Items from a figure collection
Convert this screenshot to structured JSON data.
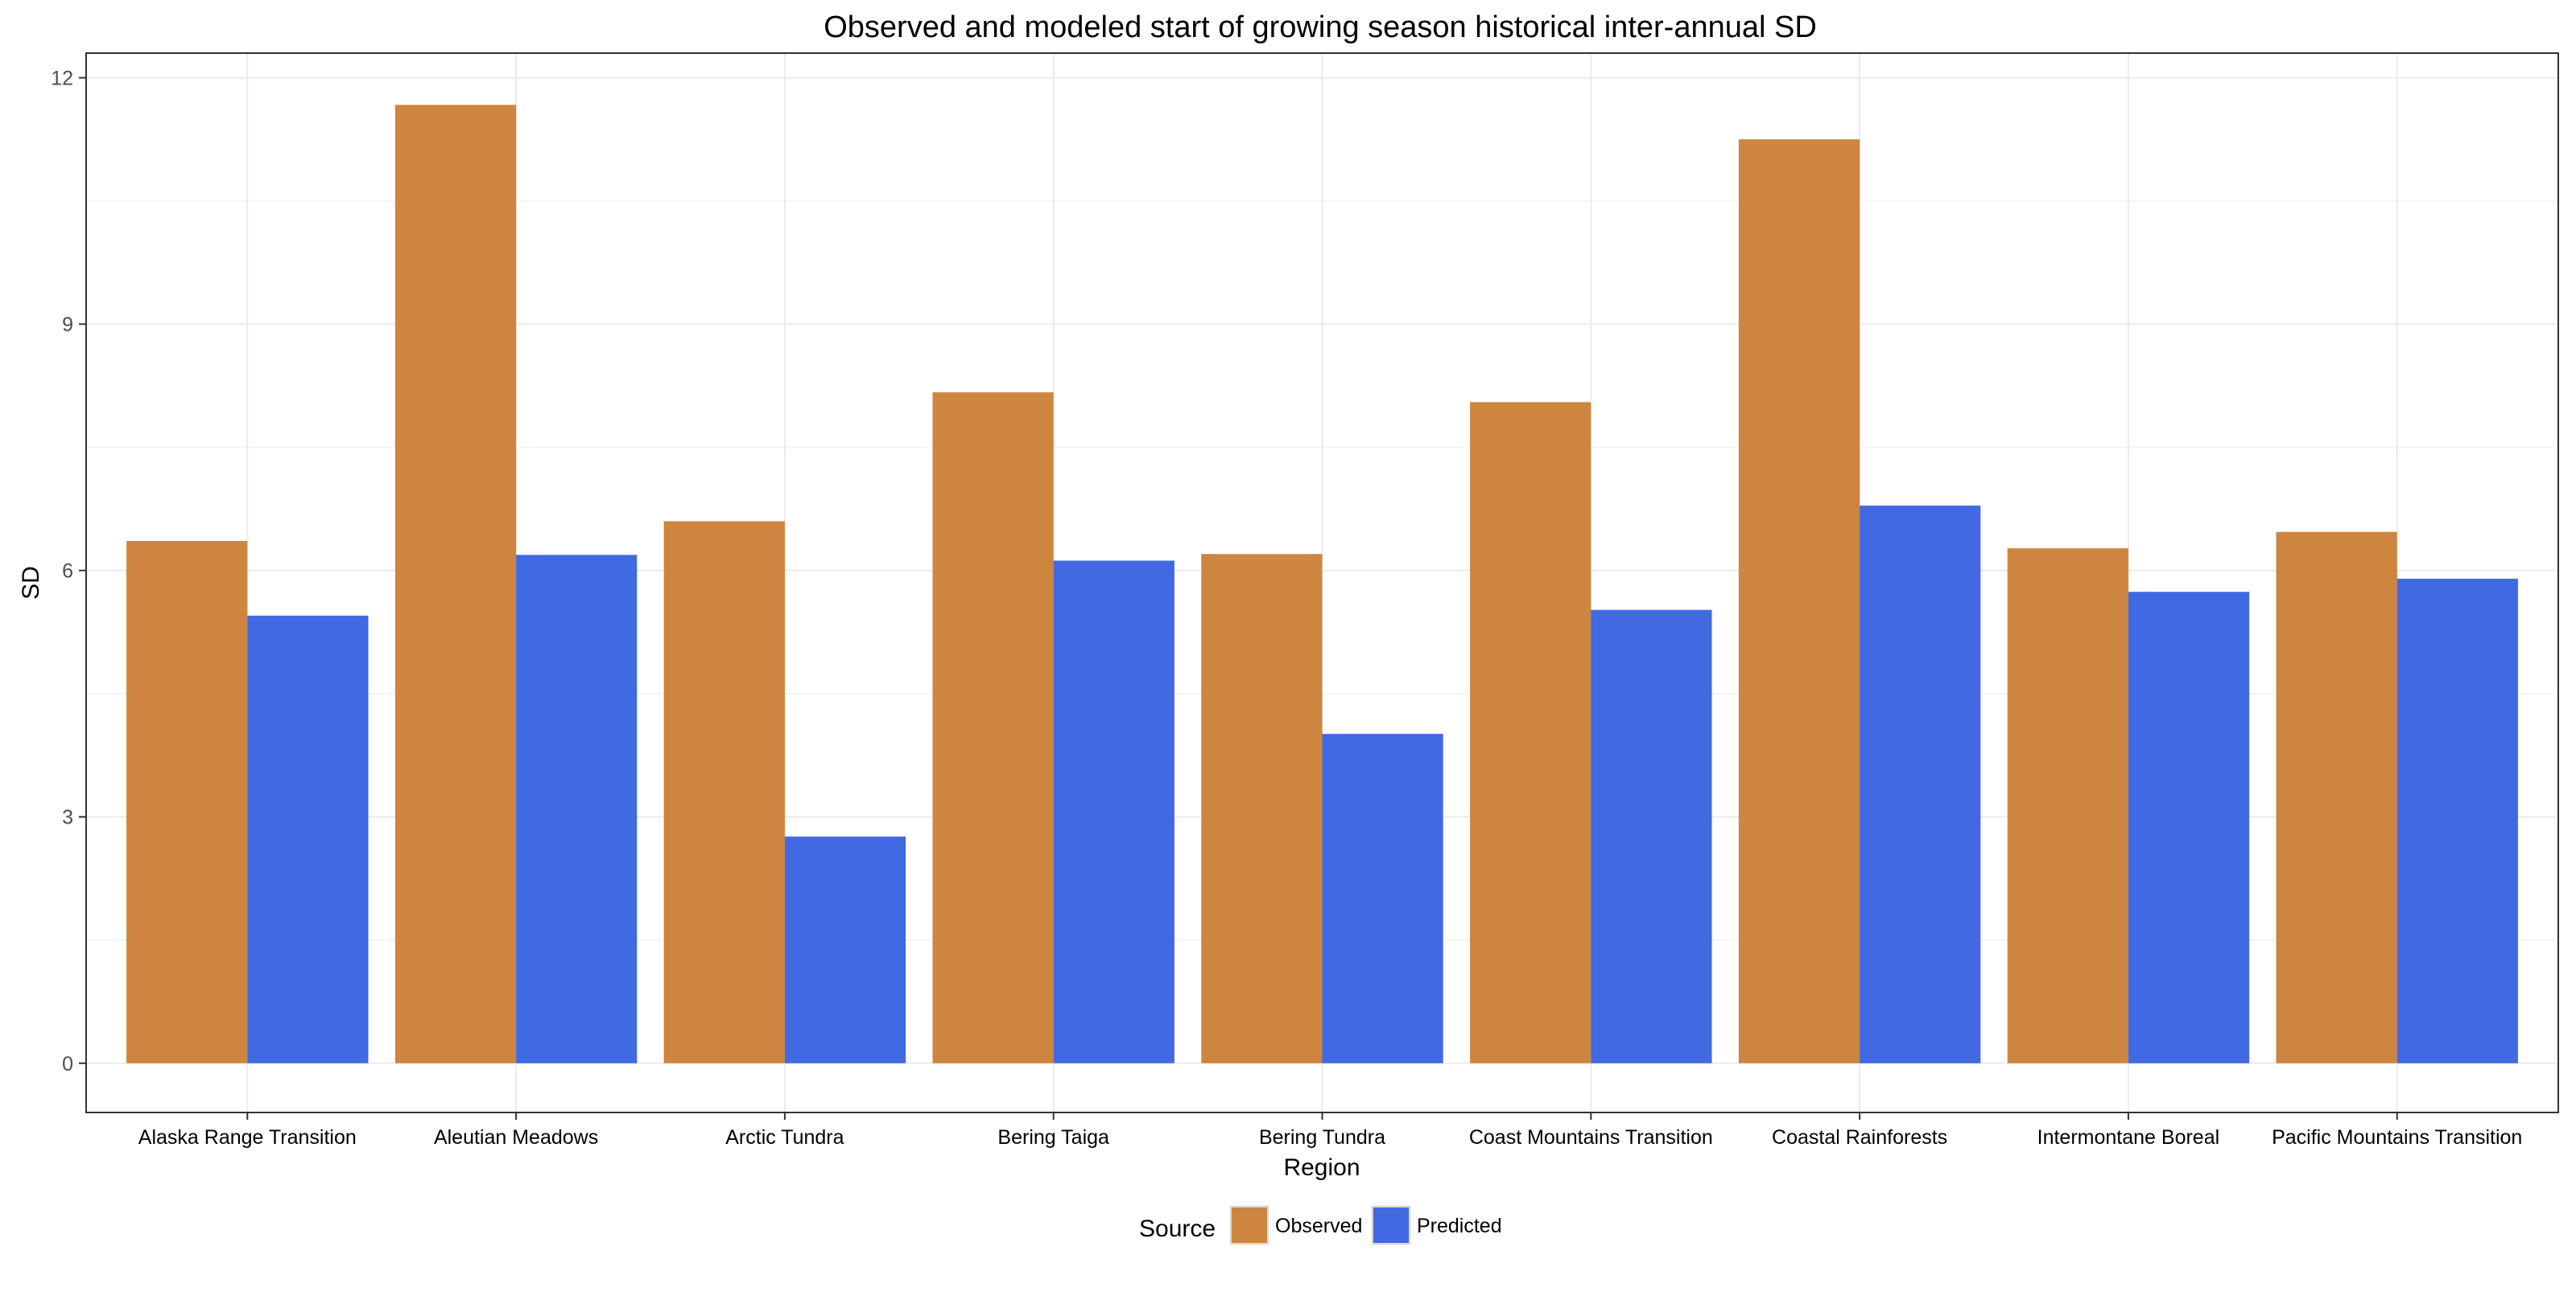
{
  "chart_data": {
    "type": "bar",
    "title": "Observed and modeled start of growing season historical inter-annual SD",
    "xlabel": "Region",
    "ylabel": "SD",
    "ylim": [
      -0.6,
      12.3
    ],
    "yticks": [
      0,
      3,
      6,
      9,
      12
    ],
    "grid": true,
    "legend": {
      "title": "Source",
      "position": "bottom"
    },
    "categories": [
      "Alaska Range Transition",
      "Aleutian Meadows",
      "Arctic Tundra",
      "Bering Taiga",
      "Bering Tundra",
      "Coast Mountains Transition",
      "Coastal Rainforests",
      "Intermontane Boreal",
      "Pacific Mountains Transition"
    ],
    "series": [
      {
        "name": "Observed",
        "color": "#CD853F",
        "values": [
          6.36,
          11.67,
          6.6,
          8.17,
          6.2,
          8.05,
          11.25,
          6.27,
          6.47
        ]
      },
      {
        "name": "Predicted",
        "color": "#4169E1",
        "values": [
          5.45,
          6.19,
          2.76,
          6.12,
          4.01,
          5.52,
          6.79,
          5.74,
          5.9
        ]
      }
    ]
  }
}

EXERCISE OBJECTIVE. Each line of the material must be retyped exactly, except that images are omitted.

RESULT OF THE EXERCISE.
Convert this screenshot to structured JSON data.
{
  "chart_data": {
    "type": "bar",
    "title": "Observed and modeled start of growing season historical inter-annual SD",
    "xlabel": "Region",
    "ylabel": "SD",
    "ylim": [
      -0.6,
      12.3
    ],
    "yticks": [
      0,
      3,
      6,
      9,
      12
    ],
    "grid": true,
    "legend": {
      "title": "Source",
      "position": "bottom"
    },
    "categories": [
      "Alaska Range Transition",
      "Aleutian Meadows",
      "Arctic Tundra",
      "Bering Taiga",
      "Bering Tundra",
      "Coast Mountains Transition",
      "Coastal Rainforests",
      "Intermontane Boreal",
      "Pacific Mountains Transition"
    ],
    "series": [
      {
        "name": "Observed",
        "color": "#CD853F",
        "values": [
          6.36,
          11.67,
          6.6,
          8.17,
          6.2,
          8.05,
          11.25,
          6.27,
          6.47
        ]
      },
      {
        "name": "Predicted",
        "color": "#4169E1",
        "values": [
          5.45,
          6.19,
          2.76,
          6.12,
          4.01,
          5.52,
          6.79,
          5.74,
          5.9
        ]
      }
    ]
  }
}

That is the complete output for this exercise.